Instructions for the task: Spot each line that carries the word "xlabel"; copy those lines.

Listed records:
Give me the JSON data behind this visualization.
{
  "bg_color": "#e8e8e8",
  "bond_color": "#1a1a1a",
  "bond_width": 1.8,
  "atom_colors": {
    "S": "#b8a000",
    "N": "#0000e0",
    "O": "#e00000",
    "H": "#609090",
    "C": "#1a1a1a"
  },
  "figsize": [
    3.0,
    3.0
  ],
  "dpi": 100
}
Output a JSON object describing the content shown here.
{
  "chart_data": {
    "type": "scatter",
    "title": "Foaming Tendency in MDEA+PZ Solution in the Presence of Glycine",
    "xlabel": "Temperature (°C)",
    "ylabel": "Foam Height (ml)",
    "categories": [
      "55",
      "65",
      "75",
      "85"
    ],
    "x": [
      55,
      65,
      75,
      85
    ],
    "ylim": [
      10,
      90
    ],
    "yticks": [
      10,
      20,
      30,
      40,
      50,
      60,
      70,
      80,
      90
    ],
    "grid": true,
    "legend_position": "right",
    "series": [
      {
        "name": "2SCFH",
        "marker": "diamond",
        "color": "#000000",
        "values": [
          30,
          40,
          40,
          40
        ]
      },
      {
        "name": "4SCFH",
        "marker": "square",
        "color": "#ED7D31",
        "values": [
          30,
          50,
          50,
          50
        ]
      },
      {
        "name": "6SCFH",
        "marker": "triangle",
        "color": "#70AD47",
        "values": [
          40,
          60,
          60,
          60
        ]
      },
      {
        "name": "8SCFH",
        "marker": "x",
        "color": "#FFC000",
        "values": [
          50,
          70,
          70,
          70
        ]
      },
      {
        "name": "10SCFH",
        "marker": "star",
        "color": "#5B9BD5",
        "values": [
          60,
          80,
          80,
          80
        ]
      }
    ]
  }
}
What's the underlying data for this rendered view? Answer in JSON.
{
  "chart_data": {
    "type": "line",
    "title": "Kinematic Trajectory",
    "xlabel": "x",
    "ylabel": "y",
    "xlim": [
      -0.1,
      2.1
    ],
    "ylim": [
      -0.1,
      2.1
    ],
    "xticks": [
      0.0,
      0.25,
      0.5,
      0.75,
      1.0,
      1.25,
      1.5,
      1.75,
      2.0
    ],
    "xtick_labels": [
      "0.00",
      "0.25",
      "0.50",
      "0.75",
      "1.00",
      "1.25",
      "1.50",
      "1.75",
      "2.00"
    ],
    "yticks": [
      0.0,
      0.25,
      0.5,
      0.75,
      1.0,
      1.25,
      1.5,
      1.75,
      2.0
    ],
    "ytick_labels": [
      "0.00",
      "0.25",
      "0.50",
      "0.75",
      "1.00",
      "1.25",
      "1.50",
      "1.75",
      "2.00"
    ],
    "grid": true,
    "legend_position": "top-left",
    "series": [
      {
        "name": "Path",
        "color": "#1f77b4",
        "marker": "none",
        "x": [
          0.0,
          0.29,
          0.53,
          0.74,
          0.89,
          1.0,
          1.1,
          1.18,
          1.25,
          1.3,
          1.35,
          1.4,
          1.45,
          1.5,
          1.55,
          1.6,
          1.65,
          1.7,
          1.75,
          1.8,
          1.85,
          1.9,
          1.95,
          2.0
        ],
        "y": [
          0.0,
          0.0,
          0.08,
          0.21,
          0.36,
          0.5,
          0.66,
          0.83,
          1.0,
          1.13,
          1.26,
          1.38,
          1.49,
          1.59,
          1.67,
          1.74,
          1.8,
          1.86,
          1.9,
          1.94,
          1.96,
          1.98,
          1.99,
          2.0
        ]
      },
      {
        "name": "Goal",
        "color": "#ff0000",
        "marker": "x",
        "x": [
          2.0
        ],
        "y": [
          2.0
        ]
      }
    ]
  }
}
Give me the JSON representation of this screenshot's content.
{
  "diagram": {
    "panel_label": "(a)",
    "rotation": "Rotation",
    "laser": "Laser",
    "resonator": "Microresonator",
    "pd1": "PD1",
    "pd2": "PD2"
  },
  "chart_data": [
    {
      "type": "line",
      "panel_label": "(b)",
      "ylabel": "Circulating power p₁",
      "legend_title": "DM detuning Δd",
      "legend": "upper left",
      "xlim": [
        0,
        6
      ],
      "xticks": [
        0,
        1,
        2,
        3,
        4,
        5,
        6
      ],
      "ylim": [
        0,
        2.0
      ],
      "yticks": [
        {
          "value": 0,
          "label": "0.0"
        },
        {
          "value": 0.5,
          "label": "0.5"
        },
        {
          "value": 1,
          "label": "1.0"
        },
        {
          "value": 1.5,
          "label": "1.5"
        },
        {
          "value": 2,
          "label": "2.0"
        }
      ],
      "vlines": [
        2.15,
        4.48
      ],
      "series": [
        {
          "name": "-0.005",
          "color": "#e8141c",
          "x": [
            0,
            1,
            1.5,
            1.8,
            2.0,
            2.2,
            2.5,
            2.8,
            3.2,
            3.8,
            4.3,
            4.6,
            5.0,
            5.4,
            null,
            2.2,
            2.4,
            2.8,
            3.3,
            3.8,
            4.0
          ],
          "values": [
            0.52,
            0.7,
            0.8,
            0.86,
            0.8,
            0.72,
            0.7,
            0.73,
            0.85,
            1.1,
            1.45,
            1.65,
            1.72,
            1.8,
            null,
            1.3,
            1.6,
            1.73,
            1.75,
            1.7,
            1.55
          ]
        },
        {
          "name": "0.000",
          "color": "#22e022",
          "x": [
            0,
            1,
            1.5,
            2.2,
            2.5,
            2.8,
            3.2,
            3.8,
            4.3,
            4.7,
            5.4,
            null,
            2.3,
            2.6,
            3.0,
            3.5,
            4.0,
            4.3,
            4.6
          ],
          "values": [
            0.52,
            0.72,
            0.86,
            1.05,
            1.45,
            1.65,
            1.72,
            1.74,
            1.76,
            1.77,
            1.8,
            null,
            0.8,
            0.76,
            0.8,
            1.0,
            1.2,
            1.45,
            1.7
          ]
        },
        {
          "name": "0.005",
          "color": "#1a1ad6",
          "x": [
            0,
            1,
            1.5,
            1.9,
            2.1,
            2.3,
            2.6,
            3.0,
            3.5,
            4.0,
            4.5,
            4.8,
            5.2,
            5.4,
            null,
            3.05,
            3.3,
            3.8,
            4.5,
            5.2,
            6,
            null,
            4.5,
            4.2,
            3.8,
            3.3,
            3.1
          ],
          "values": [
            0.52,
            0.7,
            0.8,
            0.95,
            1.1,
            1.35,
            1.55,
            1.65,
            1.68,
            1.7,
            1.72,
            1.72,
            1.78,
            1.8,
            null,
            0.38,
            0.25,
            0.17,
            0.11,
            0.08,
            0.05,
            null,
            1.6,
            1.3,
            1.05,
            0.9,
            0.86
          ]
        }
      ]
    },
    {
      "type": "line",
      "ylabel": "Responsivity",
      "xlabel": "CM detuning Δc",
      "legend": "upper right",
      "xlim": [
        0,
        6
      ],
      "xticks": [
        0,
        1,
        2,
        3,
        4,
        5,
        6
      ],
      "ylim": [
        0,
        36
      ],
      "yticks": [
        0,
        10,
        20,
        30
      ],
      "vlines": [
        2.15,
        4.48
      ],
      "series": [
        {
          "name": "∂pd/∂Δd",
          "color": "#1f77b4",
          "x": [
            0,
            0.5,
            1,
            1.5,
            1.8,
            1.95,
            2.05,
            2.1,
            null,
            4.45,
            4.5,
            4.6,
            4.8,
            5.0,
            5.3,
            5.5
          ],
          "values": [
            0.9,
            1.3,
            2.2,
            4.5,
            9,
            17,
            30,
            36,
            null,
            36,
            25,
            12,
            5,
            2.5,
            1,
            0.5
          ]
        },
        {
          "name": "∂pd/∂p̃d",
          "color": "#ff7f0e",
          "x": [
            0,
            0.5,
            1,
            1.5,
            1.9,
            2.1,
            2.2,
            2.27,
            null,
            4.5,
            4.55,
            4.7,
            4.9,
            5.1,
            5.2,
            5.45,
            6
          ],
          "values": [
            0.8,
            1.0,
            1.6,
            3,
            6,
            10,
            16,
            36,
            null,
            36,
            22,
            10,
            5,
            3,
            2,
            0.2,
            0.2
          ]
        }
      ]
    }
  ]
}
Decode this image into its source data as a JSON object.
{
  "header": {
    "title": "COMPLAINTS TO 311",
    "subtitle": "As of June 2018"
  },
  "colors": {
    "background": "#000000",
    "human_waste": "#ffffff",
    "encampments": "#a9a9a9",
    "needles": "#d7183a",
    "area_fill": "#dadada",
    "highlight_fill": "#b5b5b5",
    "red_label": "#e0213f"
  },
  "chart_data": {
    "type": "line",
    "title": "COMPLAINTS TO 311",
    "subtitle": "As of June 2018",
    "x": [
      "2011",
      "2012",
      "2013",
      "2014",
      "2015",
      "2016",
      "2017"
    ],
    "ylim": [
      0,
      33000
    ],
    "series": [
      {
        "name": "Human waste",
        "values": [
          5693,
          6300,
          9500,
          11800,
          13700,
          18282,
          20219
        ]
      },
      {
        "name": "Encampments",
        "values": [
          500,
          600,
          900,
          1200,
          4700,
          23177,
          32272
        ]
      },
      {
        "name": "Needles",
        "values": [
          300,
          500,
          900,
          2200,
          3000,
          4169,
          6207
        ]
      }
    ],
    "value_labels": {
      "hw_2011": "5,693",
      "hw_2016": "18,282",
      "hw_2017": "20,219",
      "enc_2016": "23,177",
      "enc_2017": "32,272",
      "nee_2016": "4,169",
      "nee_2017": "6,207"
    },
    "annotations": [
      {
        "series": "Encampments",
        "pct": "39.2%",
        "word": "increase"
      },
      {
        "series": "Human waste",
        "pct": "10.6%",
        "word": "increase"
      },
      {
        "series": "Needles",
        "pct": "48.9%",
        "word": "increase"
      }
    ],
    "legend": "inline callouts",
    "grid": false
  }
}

Written reply:
    "xlabel": "Temperature (°C)",
    "xlabel": "x",
      "xlabel": "CM detuning Δc",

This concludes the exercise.